───── Recorded data
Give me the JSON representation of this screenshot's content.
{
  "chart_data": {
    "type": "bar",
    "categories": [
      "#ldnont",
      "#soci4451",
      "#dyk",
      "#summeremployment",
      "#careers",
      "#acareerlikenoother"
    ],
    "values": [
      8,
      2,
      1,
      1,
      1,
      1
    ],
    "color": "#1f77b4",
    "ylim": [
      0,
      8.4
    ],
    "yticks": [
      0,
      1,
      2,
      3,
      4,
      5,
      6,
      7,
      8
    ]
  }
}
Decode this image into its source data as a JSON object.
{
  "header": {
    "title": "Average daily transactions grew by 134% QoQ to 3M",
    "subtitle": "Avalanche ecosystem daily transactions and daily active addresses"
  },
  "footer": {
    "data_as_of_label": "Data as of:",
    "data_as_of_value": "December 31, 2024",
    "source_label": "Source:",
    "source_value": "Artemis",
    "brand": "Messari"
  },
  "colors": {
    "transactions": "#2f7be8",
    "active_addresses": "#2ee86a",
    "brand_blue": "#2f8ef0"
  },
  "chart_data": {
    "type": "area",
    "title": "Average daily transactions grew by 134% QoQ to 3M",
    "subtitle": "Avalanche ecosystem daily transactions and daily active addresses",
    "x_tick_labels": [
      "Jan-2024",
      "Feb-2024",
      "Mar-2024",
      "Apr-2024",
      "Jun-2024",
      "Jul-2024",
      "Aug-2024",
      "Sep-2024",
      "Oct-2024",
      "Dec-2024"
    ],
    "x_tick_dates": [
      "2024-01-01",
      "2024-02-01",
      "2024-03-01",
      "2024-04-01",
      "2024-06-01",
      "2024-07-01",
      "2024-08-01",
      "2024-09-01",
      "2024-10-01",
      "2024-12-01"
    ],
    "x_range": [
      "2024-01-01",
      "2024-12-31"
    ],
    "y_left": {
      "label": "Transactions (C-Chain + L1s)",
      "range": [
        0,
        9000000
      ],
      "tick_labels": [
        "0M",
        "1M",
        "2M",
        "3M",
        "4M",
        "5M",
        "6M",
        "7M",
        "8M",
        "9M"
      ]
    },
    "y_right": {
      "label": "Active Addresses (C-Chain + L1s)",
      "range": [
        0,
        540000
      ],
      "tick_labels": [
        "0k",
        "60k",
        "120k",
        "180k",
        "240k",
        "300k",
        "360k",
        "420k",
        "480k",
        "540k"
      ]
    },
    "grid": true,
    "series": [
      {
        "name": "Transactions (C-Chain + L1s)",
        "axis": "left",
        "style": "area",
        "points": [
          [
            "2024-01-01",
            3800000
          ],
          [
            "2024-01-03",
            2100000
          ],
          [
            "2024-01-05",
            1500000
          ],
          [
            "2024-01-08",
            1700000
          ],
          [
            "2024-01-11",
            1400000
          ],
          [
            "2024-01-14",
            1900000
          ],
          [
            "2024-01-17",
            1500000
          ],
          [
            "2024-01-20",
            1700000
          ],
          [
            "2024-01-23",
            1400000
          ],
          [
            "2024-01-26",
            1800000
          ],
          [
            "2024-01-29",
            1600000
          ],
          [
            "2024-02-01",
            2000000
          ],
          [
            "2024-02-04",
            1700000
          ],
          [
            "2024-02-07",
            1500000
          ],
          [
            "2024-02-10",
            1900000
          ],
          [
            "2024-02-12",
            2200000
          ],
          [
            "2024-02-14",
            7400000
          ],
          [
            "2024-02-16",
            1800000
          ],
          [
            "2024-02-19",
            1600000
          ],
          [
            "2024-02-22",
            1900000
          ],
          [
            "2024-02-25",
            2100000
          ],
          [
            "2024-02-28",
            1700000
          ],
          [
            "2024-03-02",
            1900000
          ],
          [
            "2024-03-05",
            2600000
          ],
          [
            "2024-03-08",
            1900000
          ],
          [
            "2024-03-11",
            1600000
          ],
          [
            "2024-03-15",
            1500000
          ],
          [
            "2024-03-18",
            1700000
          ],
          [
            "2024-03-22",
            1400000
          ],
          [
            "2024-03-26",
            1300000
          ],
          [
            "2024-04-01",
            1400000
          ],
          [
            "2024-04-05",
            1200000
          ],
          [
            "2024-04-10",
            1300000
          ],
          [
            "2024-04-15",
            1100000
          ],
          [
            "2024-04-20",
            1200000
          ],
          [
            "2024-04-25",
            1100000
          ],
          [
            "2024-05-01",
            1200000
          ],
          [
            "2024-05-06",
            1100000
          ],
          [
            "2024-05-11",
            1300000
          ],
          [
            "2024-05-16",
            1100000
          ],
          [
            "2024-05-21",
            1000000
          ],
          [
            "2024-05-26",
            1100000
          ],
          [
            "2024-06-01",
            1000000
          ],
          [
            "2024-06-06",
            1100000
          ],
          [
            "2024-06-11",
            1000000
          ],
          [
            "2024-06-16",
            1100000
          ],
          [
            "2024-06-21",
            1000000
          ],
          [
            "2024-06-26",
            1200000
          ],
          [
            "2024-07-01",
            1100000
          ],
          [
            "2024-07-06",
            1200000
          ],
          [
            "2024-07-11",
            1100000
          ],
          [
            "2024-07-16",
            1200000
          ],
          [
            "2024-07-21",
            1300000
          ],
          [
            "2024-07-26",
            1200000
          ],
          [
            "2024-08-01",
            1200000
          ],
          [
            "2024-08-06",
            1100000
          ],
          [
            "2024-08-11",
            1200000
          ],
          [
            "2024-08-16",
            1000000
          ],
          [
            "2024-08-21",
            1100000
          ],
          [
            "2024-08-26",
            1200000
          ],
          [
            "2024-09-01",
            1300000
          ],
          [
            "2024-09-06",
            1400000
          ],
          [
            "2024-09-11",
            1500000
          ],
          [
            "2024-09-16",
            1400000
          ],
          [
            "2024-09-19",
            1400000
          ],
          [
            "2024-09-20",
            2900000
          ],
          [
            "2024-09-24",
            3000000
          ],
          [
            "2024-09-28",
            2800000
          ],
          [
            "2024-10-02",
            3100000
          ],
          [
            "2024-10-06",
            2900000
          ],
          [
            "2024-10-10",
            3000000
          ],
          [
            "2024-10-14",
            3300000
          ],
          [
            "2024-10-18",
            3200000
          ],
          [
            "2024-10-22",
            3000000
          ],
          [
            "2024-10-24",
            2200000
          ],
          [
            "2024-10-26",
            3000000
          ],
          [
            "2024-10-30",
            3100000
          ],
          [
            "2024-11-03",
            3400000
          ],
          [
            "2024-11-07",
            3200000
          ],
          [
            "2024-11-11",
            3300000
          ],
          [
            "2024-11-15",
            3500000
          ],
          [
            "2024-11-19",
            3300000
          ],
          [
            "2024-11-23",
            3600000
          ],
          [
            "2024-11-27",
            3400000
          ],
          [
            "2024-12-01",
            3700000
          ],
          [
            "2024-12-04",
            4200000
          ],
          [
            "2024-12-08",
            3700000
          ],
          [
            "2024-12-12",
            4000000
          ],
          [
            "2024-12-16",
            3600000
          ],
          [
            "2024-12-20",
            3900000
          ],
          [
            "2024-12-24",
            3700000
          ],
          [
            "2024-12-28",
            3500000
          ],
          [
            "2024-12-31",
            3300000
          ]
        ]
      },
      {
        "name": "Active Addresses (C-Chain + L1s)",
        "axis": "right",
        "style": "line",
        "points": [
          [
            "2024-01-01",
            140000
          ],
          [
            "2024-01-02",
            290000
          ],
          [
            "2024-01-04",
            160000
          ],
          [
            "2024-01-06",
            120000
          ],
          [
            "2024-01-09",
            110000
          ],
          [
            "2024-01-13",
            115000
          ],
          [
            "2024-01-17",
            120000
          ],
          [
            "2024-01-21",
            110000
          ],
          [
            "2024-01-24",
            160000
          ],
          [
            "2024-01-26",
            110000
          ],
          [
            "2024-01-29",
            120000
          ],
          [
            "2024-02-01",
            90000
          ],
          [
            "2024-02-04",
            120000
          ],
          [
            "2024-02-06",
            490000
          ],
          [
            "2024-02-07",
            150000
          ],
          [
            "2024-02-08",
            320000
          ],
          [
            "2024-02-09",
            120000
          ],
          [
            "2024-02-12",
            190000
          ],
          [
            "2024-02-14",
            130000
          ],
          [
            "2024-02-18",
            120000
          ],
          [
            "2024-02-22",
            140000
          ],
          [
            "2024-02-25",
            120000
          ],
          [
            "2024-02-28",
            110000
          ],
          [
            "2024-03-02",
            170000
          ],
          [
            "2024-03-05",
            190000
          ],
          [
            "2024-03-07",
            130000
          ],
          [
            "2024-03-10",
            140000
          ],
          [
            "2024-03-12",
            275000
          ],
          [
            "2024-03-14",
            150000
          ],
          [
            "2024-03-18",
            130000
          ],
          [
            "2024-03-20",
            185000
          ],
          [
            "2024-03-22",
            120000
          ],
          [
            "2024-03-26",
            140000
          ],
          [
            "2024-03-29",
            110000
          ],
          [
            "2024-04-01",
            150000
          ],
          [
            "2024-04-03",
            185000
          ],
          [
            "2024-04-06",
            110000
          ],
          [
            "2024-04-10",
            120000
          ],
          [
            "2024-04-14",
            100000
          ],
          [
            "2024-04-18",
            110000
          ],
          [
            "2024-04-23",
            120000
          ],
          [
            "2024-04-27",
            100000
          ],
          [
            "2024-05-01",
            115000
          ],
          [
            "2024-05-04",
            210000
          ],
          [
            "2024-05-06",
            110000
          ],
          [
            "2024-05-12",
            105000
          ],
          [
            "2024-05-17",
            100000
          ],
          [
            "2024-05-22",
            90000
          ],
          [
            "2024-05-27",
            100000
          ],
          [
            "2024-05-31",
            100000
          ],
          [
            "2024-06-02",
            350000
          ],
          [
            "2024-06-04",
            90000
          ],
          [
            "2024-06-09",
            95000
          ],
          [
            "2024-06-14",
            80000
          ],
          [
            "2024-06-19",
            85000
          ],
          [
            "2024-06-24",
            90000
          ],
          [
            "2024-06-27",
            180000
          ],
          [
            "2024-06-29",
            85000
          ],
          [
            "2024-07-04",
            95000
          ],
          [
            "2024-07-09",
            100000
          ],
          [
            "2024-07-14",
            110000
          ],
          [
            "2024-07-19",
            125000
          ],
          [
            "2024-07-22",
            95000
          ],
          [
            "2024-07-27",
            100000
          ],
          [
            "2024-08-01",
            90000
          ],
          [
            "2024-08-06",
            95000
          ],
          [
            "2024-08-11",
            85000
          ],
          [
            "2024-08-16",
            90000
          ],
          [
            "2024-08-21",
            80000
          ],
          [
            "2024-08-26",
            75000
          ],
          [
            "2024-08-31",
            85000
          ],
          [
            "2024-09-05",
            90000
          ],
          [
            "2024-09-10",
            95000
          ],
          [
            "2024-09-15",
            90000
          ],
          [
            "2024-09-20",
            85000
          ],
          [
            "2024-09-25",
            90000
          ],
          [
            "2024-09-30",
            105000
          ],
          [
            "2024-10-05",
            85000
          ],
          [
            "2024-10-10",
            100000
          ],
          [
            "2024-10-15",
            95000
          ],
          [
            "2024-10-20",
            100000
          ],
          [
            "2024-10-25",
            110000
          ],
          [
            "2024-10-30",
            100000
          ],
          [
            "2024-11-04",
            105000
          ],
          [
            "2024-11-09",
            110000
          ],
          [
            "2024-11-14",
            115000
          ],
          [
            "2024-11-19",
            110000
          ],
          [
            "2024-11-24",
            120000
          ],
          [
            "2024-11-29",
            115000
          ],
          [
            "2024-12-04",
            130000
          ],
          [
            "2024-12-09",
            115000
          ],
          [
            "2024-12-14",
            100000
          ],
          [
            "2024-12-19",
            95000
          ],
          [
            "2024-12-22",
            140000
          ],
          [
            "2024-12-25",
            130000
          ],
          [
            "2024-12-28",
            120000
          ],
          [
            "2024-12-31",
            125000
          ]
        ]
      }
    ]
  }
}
──────────
# Problem details
Pull out and copy each line containing the string "name".

# Written solution
        "name": "Transactions (C-Chain + L1s)",
        "name": "Active Addresses (C-Chain + L1s)",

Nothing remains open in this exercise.